----- RECORDS FOR THIS EXERCISE
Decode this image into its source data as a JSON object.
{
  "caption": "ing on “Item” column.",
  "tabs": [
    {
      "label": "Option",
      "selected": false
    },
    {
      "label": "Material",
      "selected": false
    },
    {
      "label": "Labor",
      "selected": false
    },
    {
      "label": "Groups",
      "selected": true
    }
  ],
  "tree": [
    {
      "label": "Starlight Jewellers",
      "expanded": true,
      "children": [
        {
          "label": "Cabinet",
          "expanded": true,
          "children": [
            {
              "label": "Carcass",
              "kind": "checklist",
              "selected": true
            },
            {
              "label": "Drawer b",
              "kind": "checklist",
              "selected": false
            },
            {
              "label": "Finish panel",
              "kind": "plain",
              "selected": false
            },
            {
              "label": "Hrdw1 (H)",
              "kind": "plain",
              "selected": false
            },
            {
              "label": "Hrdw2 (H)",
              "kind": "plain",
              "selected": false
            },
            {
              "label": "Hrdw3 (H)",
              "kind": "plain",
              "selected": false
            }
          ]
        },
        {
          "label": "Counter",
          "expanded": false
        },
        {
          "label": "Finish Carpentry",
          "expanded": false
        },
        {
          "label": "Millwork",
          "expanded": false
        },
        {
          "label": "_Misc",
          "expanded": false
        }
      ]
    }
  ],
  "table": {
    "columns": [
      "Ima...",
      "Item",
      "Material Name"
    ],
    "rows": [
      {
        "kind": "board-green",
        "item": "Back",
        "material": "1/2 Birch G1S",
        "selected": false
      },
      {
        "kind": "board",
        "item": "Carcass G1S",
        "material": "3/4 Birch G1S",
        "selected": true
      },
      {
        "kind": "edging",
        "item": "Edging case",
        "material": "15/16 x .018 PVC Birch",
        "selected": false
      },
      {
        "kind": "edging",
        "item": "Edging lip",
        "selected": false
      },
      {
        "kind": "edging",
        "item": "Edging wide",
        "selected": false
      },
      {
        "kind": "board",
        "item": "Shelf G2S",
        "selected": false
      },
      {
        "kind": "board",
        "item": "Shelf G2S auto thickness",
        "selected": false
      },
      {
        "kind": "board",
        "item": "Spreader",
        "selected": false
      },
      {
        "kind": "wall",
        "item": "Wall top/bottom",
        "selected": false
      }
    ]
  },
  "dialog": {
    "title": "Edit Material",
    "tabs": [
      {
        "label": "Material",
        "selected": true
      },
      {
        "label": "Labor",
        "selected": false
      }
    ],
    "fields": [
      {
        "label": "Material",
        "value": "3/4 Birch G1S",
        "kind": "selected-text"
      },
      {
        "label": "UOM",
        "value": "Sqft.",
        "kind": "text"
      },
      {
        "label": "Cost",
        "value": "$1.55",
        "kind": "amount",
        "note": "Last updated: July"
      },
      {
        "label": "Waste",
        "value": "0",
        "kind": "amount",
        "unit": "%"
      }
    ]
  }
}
----------
- **AIM OF THE EXERCISE**: Copy each line of the data above without altering a single character.

- **EXERCISE ANSWER**:
Decode this image into its source data as a JSON object.
{
  "caption": "ing on “Item” column.",
  "tabs": [
    {
      "label": "Option",
      "selected": false
    },
    {
      "label": "Material",
      "selected": false
    },
    {
      "label": "Labor",
      "selected": false
    },
    {
      "label": "Groups",
      "selected": true
    }
  ],
  "tree": [
    {
      "label": "Starlight Jewellers",
      "expanded": true,
      "children": [
        {
          "label": "Cabinet",
          "expanded": true,
          "children": [
            {
              "label": "Carcass",
              "kind": "checklist",
              "selected": true
            },
            {
              "label": "Drawer b",
              "kind": "checklist",
              "selected": false
            },
            {
              "label": "Finish panel",
              "kind": "plain",
              "selected": false
            },
            {
              "label": "Hrdw1 (H)",
              "kind": "plain",
              "selected": false
            },
            {
              "label": "Hrdw2 (H)",
              "kind": "plain",
              "selected": false
            },
            {
              "label": "Hrdw3 (H)",
              "kind": "plain",
              "selected": false
            }
          ]
        },
        {
          "label": "Counter",
          "expanded": false
        },
        {
          "label": "Finish Carpentry",
          "expanded": false
        },
        {
          "label": "Millwork",
          "expanded": false
        },
        {
          "label": "_Misc",
          "expanded": false
        }
      ]
    }
  ],
  "table": {
    "columns": [
      "Ima...",
      "Item",
      "Material Name"
    ],
    "rows": [
      {
        "kind": "board-green",
        "item": "Back",
        "material": "1/2 Birch G1S",
        "selected": false
      },
      {
        "kind": "board",
        "item": "Carcass G1S",
        "material": "3/4 Birch G1S",
        "selected": true
      },
      {
        "kind": "edging",
        "item": "Edging case",
        "material": "15/16 x .018 PVC Birch",
        "selected": false
      },
      {
        "kind": "edging",
        "item": "Edging lip",
        "selected": false
      },
      {
        "kind": "edging",
        "item": "Edging wide",
        "selected": false
      },
      {
        "kind": "board",
        "item": "Shelf G2S",
        "selected": false
      },
      {
        "kind": "board",
        "item": "Shelf G2S auto thickness",
        "selected": false
      },
      {
        "kind": "board",
        "item": "Spreader",
        "selected": false
      },
      {
        "kind": "wall",
        "item": "Wall top/bottom",
        "selected": false
      }
    ]
  },
  "dialog": {
    "title": "Edit Material",
    "tabs": [
      {
        "label": "Material",
        "selected": true
      },
      {
        "label": "Labor",
        "selected": false
      }
    ],
    "fields": [
      {
        "label": "Material",
        "value": "3/4 Birch G1S",
        "kind": "selected-text"
      },
      {
        "label": "UOM",
        "value": "Sqft.",
        "kind": "text"
      },
      {
        "label": "Cost",
        "value": "$1.55",
        "kind": "amount",
        "note": "Last updated: July"
      },
      {
        "label": "Waste",
        "value": "0",
        "kind": "amount",
        "unit": "%"
      }
    ]
  }
}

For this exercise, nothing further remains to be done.